-- START Dataset rows --

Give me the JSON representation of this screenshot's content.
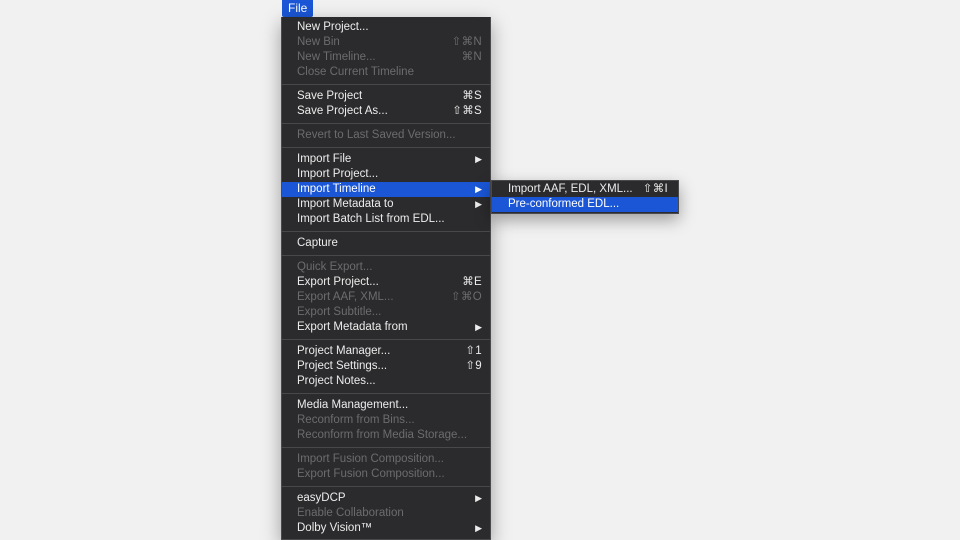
{
  "menu_title": "File",
  "menu": {
    "groups": [
      [
        {
          "label": "New Project...",
          "shortcut": "",
          "disabled": false
        },
        {
          "label": "New Bin",
          "shortcut": "⇧⌘N",
          "disabled": true
        },
        {
          "label": "New Timeline...",
          "shortcut": "⌘N",
          "disabled": true
        },
        {
          "label": "Close Current Timeline",
          "shortcut": "",
          "disabled": true
        }
      ],
      [
        {
          "label": "Save Project",
          "shortcut": "⌘S",
          "disabled": false
        },
        {
          "label": "Save Project As...",
          "shortcut": "⇧⌘S",
          "disabled": false
        }
      ],
      [
        {
          "label": "Revert to Last Saved Version...",
          "shortcut": "",
          "disabled": true
        }
      ],
      [
        {
          "label": "Import File",
          "submenu": true,
          "disabled": false
        },
        {
          "label": "Import Project...",
          "shortcut": "",
          "disabled": false
        },
        {
          "label": "Import Timeline",
          "submenu": true,
          "disabled": false,
          "selected": true
        },
        {
          "label": "Import Metadata to",
          "submenu": true,
          "disabled": false
        },
        {
          "label": "Import Batch List from EDL...",
          "shortcut": "",
          "disabled": false
        }
      ],
      [
        {
          "label": "Capture",
          "shortcut": "",
          "disabled": false
        }
      ],
      [
        {
          "label": "Quick Export...",
          "shortcut": "",
          "disabled": true
        },
        {
          "label": "Export Project...",
          "shortcut": "⌘E",
          "disabled": false
        },
        {
          "label": "Export AAF, XML...",
          "shortcut": "⇧⌘O",
          "disabled": true
        },
        {
          "label": "Export Subtitle...",
          "shortcut": "",
          "disabled": true
        },
        {
          "label": "Export Metadata from",
          "submenu": true,
          "disabled": false
        }
      ],
      [
        {
          "label": "Project Manager...",
          "shortcut": "⇧1",
          "disabled": false
        },
        {
          "label": "Project Settings...",
          "shortcut": "⇧9",
          "disabled": false
        },
        {
          "label": "Project Notes...",
          "shortcut": "",
          "disabled": false
        }
      ],
      [
        {
          "label": "Media Management...",
          "shortcut": "",
          "disabled": false
        },
        {
          "label": "Reconform from Bins...",
          "shortcut": "",
          "disabled": true
        },
        {
          "label": "Reconform from Media Storage...",
          "shortcut": "",
          "disabled": true
        }
      ],
      [
        {
          "label": "Import Fusion Composition...",
          "shortcut": "",
          "disabled": true
        },
        {
          "label": "Export Fusion Composition...",
          "shortcut": "",
          "disabled": true
        }
      ],
      [
        {
          "label": "easyDCP",
          "submenu": true,
          "disabled": false
        },
        {
          "label": "Enable Collaboration",
          "shortcut": "",
          "disabled": true
        },
        {
          "label": "Dolby Vision™",
          "submenu": true,
          "disabled": false
        }
      ]
    ]
  },
  "submenu": {
    "items": [
      {
        "label": "Import AAF, EDL, XML...",
        "shortcut": "⇧⌘I",
        "disabled": false
      },
      {
        "label": "Pre-conformed EDL...",
        "shortcut": "",
        "disabled": false,
        "selected": true
      }
    ]
  },
  "icons": {
    "submenu_arrow": "triangle-right-icon"
  },
  "colors": {
    "highlight": "#1a56d6",
    "menu_bg": "#2b2b2d",
    "page_bg": "#f1f1f1"
  }
}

-- END Dataset rows --

_Exercise goal_:
Copy every record above exactly as written, but leave out the pictures.

_Result of the task_:
Give me the JSON representation of this screenshot's content.
{
  "menu_title": "File",
  "menu": {
    "groups": [
      [
        {
          "label": "New Project...",
          "shortcut": "",
          "disabled": false
        },
        {
          "label": "New Bin",
          "shortcut": "⇧⌘N",
          "disabled": true
        },
        {
          "label": "New Timeline...",
          "shortcut": "⌘N",
          "disabled": true
        },
        {
          "label": "Close Current Timeline",
          "shortcut": "",
          "disabled": true
        }
      ],
      [
        {
          "label": "Save Project",
          "shortcut": "⌘S",
          "disabled": false
        },
        {
          "label": "Save Project As...",
          "shortcut": "⇧⌘S",
          "disabled": false
        }
      ],
      [
        {
          "label": "Revert to Last Saved Version...",
          "shortcut": "",
          "disabled": true
        }
      ],
      [
        {
          "label": "Import File",
          "submenu": true,
          "disabled": false
        },
        {
          "label": "Import Project...",
          "shortcut": "",
          "disabled": false
        },
        {
          "label": "Import Timeline",
          "submenu": true,
          "disabled": false,
          "selected": true
        },
        {
          "label": "Import Metadata to",
          "submenu": true,
          "disabled": false
        },
        {
          "label": "Import Batch List from EDL...",
          "shortcut": "",
          "disabled": false
        }
      ],
      [
        {
          "label": "Capture",
          "shortcut": "",
          "disabled": false
        }
      ],
      [
        {
          "label": "Quick Export...",
          "shortcut": "",
          "disabled": true
        },
        {
          "label": "Export Project...",
          "shortcut": "⌘E",
          "disabled": false
        },
        {
          "label": "Export AAF, XML...",
          "shortcut": "⇧⌘O",
          "disabled": true
        },
        {
          "label": "Export Subtitle...",
          "shortcut": "",
          "disabled": true
        },
        {
          "label": "Export Metadata from",
          "submenu": true,
          "disabled": false
        }
      ],
      [
        {
          "label": "Project Manager...",
          "shortcut": "⇧1",
          "disabled": false
        },
        {
          "label": "Project Settings...",
          "shortcut": "⇧9",
          "disabled": false
        },
        {
          "label": "Project Notes...",
          "shortcut": "",
          "disabled": false
        }
      ],
      [
        {
          "label": "Media Management...",
          "shortcut": "",
          "disabled": false
        },
        {
          "label": "Reconform from Bins...",
          "shortcut": "",
          "disabled": true
        },
        {
          "label": "Reconform from Media Storage...",
          "shortcut": "",
          "disabled": true
        }
      ],
      [
        {
          "label": "Import Fusion Composition...",
          "shortcut": "",
          "disabled": true
        },
        {
          "label": "Export Fusion Composition...",
          "shortcut": "",
          "disabled": true
        }
      ],
      [
        {
          "label": "easyDCP",
          "submenu": true,
          "disabled": false
        },
        {
          "label": "Enable Collaboration",
          "shortcut": "",
          "disabled": true
        },
        {
          "label": "Dolby Vision™",
          "submenu": true,
          "disabled": false
        }
      ]
    ]
  },
  "submenu": {
    "items": [
      {
        "label": "Import AAF, EDL, XML...",
        "shortcut": "⇧⌘I",
        "disabled": false
      },
      {
        "label": "Pre-conformed EDL...",
        "shortcut": "",
        "disabled": false,
        "selected": true
      }
    ]
  },
  "icons": {
    "submenu_arrow": "triangle-right-icon"
  },
  "colors": {
    "highlight": "#1a56d6",
    "menu_bg": "#2b2b2d",
    "page_bg": "#f1f1f1"
  }
}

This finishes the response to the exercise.